[Excerpt provided]
Re: ocamlyacc and polymorphic variants

From: Jacques Garrigue (garrigue@kurims.kyoto-u.ac.jp)
Date: Tue Jan 11 2000 - 11:03:06 MET

  • Next message: Markus Mottl: "Re: ocamlyacc and polymorphic variants"

    Hello,

    > I have just tried in how far it is possible to use ocamlyacc together with
    > polymorphic variants. As it seems, this is a somewhat dangerous
    > combination, because ocamlyacc-generated code requires Obj.magic internally
    > to cast values to the appropriate type.

    This should not be dangerous in itself. Polymorphic variants can be
    dangerous by there laxism, but ocamlyacc should be correct
    independently of that.

    > I am not sure in which order the data constructors are generated, i.e. what
    > internal representation the polymorphic variants get. I thought that they
    > would be generated in order of appearance, but when I implemented the
    > parser, the code behaved more than strangely, namely differently for byte-
    > and native code. This is an indication that the returned values do not
    > fully correspond to the type they are supposed to be of, possibly because
    > the internal tags of the data constructors are not in the right
    > order.

    This different behaviour is due to a bad bug in the native code
    compilation of variants on 32-bit architectures. See PR #19 in the
    caml bug center (http://caml.inria.fr/pub/old_caml_site/bin/caml-bugs).
[/Excerpt provided]
[Dataset excerpts]
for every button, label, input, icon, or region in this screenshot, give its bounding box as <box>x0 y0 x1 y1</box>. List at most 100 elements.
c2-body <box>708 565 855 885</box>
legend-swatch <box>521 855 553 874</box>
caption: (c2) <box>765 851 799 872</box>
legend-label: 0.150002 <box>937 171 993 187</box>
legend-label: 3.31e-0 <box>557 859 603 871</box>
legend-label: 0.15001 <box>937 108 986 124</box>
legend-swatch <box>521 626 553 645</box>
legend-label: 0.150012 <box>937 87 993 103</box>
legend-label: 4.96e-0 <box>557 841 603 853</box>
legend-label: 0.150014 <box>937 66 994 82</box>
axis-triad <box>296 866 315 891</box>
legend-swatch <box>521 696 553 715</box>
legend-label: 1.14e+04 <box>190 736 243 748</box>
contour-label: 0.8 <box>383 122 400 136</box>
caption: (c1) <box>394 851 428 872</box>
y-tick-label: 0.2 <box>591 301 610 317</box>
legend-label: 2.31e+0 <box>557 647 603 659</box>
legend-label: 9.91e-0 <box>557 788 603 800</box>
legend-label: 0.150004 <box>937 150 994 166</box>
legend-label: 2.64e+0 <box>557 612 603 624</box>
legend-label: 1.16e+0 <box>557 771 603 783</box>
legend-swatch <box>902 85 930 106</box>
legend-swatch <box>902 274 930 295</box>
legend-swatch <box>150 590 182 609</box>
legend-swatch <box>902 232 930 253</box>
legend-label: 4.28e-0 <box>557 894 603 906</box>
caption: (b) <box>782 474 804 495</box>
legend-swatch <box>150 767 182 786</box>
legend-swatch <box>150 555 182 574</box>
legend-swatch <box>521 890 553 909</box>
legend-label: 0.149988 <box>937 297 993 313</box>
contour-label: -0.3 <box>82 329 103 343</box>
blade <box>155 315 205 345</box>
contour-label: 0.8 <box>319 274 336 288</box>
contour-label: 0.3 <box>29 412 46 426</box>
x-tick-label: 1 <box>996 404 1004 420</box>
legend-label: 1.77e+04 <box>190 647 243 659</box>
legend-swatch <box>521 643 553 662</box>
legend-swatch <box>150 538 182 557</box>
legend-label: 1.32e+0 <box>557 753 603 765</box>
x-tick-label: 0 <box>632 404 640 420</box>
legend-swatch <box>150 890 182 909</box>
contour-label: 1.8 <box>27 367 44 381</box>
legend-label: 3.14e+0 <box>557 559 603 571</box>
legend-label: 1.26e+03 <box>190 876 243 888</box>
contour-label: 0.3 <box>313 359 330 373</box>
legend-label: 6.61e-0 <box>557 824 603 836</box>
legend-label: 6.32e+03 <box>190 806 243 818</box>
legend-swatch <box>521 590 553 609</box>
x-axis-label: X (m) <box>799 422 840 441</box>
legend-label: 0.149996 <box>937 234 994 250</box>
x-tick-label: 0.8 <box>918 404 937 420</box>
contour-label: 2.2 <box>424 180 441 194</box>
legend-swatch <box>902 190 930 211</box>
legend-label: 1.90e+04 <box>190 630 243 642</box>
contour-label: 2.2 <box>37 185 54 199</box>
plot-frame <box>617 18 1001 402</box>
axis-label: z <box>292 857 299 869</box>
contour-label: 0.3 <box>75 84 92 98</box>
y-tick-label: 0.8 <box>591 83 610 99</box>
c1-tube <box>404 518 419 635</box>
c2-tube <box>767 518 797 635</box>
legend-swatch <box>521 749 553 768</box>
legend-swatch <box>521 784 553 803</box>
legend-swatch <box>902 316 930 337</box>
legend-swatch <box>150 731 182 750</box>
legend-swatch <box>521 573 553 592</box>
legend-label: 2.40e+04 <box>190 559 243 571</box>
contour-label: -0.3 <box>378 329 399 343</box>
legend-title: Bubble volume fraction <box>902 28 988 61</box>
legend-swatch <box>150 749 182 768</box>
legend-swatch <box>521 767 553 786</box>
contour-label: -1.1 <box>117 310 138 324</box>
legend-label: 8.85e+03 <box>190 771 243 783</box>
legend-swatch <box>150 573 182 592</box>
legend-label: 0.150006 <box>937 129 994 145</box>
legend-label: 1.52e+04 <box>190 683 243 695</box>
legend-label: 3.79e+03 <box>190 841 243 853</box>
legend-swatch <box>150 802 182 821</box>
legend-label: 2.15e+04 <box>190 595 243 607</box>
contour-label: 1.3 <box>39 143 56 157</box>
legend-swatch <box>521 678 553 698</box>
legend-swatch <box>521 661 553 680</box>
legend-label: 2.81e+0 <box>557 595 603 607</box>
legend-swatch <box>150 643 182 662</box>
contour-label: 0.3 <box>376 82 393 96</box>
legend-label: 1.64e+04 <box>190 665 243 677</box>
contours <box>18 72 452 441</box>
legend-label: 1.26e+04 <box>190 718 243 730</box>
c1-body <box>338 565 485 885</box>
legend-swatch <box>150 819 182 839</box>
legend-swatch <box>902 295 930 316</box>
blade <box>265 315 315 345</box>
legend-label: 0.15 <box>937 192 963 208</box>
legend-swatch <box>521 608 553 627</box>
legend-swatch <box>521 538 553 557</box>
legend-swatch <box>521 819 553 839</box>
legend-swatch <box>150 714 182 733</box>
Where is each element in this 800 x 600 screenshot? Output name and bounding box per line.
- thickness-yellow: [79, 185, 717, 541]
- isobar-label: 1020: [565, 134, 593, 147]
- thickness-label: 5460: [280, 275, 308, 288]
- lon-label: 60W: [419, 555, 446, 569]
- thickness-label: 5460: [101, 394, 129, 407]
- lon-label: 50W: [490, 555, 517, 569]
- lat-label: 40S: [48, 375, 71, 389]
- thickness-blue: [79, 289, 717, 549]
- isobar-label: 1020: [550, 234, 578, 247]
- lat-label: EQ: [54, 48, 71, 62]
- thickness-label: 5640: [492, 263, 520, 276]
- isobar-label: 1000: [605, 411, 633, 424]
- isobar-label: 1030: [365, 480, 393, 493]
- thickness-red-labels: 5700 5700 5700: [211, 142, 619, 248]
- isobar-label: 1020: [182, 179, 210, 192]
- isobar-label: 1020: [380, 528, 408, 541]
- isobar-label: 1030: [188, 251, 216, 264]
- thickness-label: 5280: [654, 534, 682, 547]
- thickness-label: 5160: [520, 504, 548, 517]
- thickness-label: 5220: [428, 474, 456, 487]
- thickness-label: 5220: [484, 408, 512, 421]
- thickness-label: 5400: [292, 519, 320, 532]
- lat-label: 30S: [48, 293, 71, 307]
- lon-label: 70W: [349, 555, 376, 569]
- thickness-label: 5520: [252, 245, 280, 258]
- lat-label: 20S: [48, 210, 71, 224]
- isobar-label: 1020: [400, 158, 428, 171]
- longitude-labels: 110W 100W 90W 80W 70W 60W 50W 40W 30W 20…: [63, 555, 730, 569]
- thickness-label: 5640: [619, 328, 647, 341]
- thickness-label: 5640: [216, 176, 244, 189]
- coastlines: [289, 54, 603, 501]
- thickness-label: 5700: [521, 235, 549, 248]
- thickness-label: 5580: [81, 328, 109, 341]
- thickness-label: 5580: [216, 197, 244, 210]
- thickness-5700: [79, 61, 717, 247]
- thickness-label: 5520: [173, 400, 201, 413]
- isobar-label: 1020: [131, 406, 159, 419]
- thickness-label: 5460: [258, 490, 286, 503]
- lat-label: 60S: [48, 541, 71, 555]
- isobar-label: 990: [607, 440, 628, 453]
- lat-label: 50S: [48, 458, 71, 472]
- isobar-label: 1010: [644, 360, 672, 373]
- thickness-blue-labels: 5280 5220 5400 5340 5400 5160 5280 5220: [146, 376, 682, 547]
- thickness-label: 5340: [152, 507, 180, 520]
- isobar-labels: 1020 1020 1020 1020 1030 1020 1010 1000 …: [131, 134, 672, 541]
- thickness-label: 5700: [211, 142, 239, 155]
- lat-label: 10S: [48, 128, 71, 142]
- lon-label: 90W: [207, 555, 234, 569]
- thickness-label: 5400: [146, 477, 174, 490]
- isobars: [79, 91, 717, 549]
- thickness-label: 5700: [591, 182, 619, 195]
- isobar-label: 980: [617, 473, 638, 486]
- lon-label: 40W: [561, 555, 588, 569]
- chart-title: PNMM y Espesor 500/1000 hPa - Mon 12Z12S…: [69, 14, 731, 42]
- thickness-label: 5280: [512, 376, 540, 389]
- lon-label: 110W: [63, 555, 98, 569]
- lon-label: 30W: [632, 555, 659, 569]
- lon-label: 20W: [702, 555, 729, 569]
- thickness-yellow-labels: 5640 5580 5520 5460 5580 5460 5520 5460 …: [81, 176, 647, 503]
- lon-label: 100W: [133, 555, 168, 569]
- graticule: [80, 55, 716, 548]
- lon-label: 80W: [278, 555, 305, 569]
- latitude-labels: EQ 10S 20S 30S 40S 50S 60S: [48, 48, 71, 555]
[/Dataset excerpts]
▶ What you need to do
1. Sum up the message about ocamlyacc and polymorphic variants in two sentences.
2. Answer these questions from the message about ocamlyacc and polymorphic variants:
(a) Who sent the message, and on what date?
(b) According to the quoted writer, what does ocamlyacc-generated code require internally to cast values to the right type?
(c) What bug number does the reply point to in the caml bug center?
3. Write a continuation of the message about ocamlyacc and polymorphic variants, starting after its last sentence.
You don't need the rows for any of this.

▶ Numbered answers
1. Jacques Garrigue replies that using ocamlyacc with polymorphic variants should not be dangerous in itself, since ocamlyacc should be correct regardless of the laxism of polymorphic variants. He says the different behavior in byte and native code comes from a bad bug in the native code compilation of variants on 32-bit architectures, reported as PR #19 in the caml bug center.

2.
(a) Jacques Garrigue sent it on Tue Jan 11 2000.
(b) It requires Obj.magic.
(c) PR #19.

3.
    The order of constructor in a polymorphic variant type is irrelevant,
    because there representation does not depend on it, but only on the
    names of the constructors.

    There are also two other bugs (PR #20), common to the bytecode and
    native code version. They have little impact on user programs, but may
    be worse for ocamlyacc-generated files.

    > Is it possible at all to return polymorphic variants from the parser? If
    > yes, how do I have to specify the return type?

    1) Get the CVS versions of bytecomp/{matching.ml,translcore.ml}.
    2) Just write the type as you expect it to be, and let the typechecker
       do the work. Different orders represent actually the same type, and
       should be correctly accepted.

    Still keep in mind that you may end up catching errors too late,
    making debugging more difficult. I would suggest either adding
    explicit type annotations, or combining polymorphic variants with
    monomorphic records, to enforce stricter typing from the beginning.